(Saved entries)
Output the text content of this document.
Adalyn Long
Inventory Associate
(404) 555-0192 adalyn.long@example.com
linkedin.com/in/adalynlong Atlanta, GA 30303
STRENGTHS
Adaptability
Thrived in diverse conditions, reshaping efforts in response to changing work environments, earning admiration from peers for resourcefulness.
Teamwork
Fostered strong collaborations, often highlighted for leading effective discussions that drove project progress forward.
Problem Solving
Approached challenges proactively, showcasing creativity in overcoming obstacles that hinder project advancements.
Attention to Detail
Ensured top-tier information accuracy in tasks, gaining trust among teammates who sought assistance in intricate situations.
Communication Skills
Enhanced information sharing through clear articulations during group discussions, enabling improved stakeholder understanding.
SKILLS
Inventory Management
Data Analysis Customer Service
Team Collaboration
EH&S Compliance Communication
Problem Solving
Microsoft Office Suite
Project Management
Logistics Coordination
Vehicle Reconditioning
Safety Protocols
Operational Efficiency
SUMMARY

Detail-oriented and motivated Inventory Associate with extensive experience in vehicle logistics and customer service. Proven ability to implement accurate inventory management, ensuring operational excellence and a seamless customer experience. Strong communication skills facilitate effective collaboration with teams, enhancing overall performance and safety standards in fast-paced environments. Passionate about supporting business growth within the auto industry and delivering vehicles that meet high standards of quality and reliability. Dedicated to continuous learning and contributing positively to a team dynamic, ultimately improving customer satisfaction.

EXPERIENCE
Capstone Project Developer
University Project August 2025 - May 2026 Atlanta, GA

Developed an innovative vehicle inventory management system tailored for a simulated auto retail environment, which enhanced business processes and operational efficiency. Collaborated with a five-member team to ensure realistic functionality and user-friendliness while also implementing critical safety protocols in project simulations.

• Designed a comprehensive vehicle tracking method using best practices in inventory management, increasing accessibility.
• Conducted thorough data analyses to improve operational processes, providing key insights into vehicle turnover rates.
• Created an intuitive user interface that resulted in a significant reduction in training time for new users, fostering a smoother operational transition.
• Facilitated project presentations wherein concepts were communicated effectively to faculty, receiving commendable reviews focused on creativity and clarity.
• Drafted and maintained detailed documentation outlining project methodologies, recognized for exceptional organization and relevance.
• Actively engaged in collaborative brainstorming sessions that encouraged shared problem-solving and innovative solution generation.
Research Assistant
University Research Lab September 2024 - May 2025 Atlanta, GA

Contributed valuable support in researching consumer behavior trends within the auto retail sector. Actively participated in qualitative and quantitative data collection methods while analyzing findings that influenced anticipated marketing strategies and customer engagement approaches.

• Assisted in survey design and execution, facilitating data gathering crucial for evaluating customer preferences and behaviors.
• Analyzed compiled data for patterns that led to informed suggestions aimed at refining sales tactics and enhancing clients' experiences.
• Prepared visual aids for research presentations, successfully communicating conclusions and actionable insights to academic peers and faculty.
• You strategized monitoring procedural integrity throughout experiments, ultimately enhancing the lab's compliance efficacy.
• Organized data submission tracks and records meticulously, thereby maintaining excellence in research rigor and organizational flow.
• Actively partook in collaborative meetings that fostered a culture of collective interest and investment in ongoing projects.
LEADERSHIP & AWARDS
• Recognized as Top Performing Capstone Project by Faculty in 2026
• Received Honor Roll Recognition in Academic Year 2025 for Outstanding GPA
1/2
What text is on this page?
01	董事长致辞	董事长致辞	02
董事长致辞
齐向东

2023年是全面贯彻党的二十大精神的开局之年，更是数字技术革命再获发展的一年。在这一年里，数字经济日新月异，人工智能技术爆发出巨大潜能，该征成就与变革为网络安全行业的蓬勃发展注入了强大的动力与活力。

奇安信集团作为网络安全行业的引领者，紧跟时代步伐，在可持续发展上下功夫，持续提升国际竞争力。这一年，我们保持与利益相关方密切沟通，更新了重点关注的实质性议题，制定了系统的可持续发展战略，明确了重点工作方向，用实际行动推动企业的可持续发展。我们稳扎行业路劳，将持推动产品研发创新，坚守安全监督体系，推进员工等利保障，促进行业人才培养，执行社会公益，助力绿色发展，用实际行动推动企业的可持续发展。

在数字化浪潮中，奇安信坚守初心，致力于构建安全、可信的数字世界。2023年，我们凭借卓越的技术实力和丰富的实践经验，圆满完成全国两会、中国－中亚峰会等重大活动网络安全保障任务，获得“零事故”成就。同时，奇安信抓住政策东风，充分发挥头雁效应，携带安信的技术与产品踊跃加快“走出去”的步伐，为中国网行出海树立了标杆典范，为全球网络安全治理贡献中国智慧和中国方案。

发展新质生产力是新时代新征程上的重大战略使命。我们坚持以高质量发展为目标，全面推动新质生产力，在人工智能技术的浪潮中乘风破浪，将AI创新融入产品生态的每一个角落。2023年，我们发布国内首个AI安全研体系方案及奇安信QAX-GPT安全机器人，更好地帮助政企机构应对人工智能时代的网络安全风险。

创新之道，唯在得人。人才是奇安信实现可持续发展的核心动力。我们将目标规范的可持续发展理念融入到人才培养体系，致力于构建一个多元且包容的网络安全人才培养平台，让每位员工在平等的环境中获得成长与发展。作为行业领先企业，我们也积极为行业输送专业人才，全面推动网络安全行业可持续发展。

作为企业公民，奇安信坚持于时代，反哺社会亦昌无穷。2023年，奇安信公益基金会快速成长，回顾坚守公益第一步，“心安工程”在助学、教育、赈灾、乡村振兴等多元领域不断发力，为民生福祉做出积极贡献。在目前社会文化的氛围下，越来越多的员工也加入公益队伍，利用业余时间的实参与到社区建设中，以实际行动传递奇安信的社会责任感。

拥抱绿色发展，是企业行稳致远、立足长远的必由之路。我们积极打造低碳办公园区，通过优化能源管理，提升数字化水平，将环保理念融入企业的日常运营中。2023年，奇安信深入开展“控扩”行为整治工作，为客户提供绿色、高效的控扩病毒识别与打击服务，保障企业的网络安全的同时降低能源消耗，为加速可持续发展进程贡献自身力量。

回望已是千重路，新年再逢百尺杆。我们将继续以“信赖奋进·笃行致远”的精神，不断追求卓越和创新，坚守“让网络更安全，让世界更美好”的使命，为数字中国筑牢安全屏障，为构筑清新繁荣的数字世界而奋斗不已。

What to produce — Please reproduce each record precisely as written.

Correct result —
Output the text content of this document.
Adalyn Long
Inventory Associate
(404) 555-0192 adalyn.long@example.com
linkedin.com/in/adalynlong Atlanta, GA 30303
STRENGTHS
Adaptability
Thrived in diverse conditions, reshaping efforts in response to changing work environments, earning admiration from peers for resourcefulness.
Teamwork
Fostered strong collaborations, often highlighted for leading effective discussions that drove project progress forward.
Problem Solving
Approached challenges proactively, showcasing creativity in overcoming obstacles that hinder project advancements.
Attention to Detail
Ensured top-tier information accuracy in tasks, gaining trust among teammates who sought assistance in intricate situations.
Communication Skills
Enhanced information sharing through clear articulations during group discussions, enabling improved stakeholder understanding.
SKILLS
Inventory Management
Data Analysis Customer Service
Team Collaboration
EH&S Compliance Communication
Problem Solving
Microsoft Office Suite
Project Management
Logistics Coordination
Vehicle Reconditioning
Safety Protocols
Operational Efficiency
SUMMARY

Detail-oriented and motivated Inventory Associate with extensive experience in vehicle logistics and customer service. Proven ability to implement accurate inventory management, ensuring operational excellence and a seamless customer experience. Strong communication skills facilitate effective collaboration with teams, enhancing overall performance and safety standards in fast-paced environments. Passionate about supporting business growth within the auto industry and delivering vehicles that meet high standards of quality and reliability. Dedicated to continuous learning and contributing positively to a team dynamic, ultimately improving customer satisfaction.

EXPERIENCE
Capstone Project Developer
University Project August 2025 - May 2026 Atlanta, GA

Developed an innovative vehicle inventory management system tailored for a simulated auto retail environment, which enhanced business processes and operational efficiency. Collaborated with a five-member team to ensure realistic functionality and user-friendliness while also implementing critical safety protocols in project simulations.

• Designed a comprehensive vehicle tracking method using best practices in inventory management, increasing accessibility.
• Conducted thorough data analyses to improve operational processes, providing key insights into vehicle turnover rates.
• Created an intuitive user interface that resulted in a significant reduction in training time for new users, fostering a smoother operational transition.
• Facilitated project presentations wherein concepts were communicated effectively to faculty, receiving commendable reviews focused on creativity and clarity.
• Drafted and maintained detailed documentation outlining project methodologies, recognized for exceptional organization and relevance.
• Actively engaged in collaborative brainstorming sessions that encouraged shared problem-solving and innovative solution generation.
Research Assistant
University Research Lab September 2024 - May 2025 Atlanta, GA

Contributed valuable support in researching consumer behavior trends within the auto retail sector. Actively participated in qualitative and quantitative data collection methods while analyzing findings that influenced anticipated marketing strategies and customer engagement approaches.

• Assisted in survey design and execution, facilitating data gathering crucial for evaluating customer preferences and behaviors.
• Analyzed compiled data for patterns that led to informed suggestions aimed at refining sales tactics and enhancing clients' experiences.
• Prepared visual aids for research presentations, successfully communicating conclusions and actionable insights to academic peers and faculty.
• You strategized monitoring procedural integrity throughout experiments, ultimately enhancing the lab's compliance efficacy.
• Organized data submission tracks and records meticulously, thereby maintaining excellence in research rigor and organizational flow.
• Actively partook in collaborative meetings that fostered a culture of collective interest and investment in ongoing projects.
LEADERSHIP & AWARDS
• Recognized as Top Performing Capstone Project by Faculty in 2026
• Received Honor Roll Recognition in Academic Year 2025 for Outstanding GPA
1/2
What text is on this page?
01	董事长致辞	董事长致辞	02
董事长致辞
齐向东

2023年是全面贯彻党的二十大精神的开局之年，更是数字技术革命再获发展的一年。在这一年里，数字经济日新月异，人工智能技术爆发出巨大潜能，该征成就与变革为网络安全行业的蓬勃发展注入了强大的动力与活力。

奇安信集团作为网络安全行业的引领者，紧跟时代步伐，在可持续发展上下功夫，持续提升国际竞争力。这一年，我们保持与利益相关方密切沟通，更新了重点关注的实质性议题，制定了系统的可持续发展战略，明确了重点工作方向，用实际行动推动企业的可持续发展。我们稳扎行业路劳，将持推动产品研发创新，坚守安全监督体系，推进员工等利保障，促进行业人才培养，执行社会公益，助力绿色发展，用实际行动推动企业的可持续发展。

在数字化浪潮中，奇安信坚守初心，致力于构建安全、可信的数字世界。2023年，我们凭借卓越的技术实力和丰富的实践经验，圆满完成全国两会、中国－中亚峰会等重大活动网络安全保障任务，获得“零事故”成就。同时，奇安信抓住政策东风，充分发挥头雁效应，携带安信的技术与产品踊跃加快“走出去”的步伐，为中国网行出海树立了标杆典范，为全球网络安全治理贡献中国智慧和中国方案。

发展新质生产力是新时代新征程上的重大战略使命。我们坚持以高质量发展为目标，全面推动新质生产力，在人工智能技术的浪潮中乘风破浪，将AI创新融入产品生态的每一个角落。2023年，我们发布国内首个AI安全研体系方案及奇安信QAX-GPT安全机器人，更好地帮助政企机构应对人工智能时代的网络安全风险。

创新之道，唯在得人。人才是奇安信实现可持续发展的核心动力。我们将目标规范的可持续发展理念融入到人才培养体系，致力于构建一个多元且包容的网络安全人才培养平台，让每位员工在平等的环境中获得成长与发展。作为行业领先企业，我们也积极为行业输送专业人才，全面推动网络安全行业可持续发展。

作为企业公民，奇安信坚持于时代，反哺社会亦昌无穷。2023年，奇安信公益基金会快速成长，回顾坚守公益第一步，“心安工程”在助学、教育、赈灾、乡村振兴等多元领域不断发力，为民生福祉做出积极贡献。在目前社会文化的氛围下，越来越多的员工也加入公益队伍，利用业余时间的实参与到社区建设中，以实际行动传递奇安信的社会责任感。

拥抱绿色发展，是企业行稳致远、立足长远的必由之路。我们积极打造低碳办公园区，通过优化能源管理，提升数字化水平，将环保理念融入企业的日常运营中。2023年，奇安信深入开展“控扩”行为整治工作，为客户提供绿色、高效的控扩病毒识别与打击服务，保障企业的网络安全的同时降低能源消耗，为加速可持续发展进程贡献自身力量。

回望已是千重路，新年再逢百尺杆。我们将继续以“信赖奋进·笃行致远”的精神，不断追求卓越和创新，坚守“让网络更安全，让世界更美好”的使命，为数字中国筑牢安全屏障，为构筑清新繁荣的数字世界而奋斗不已。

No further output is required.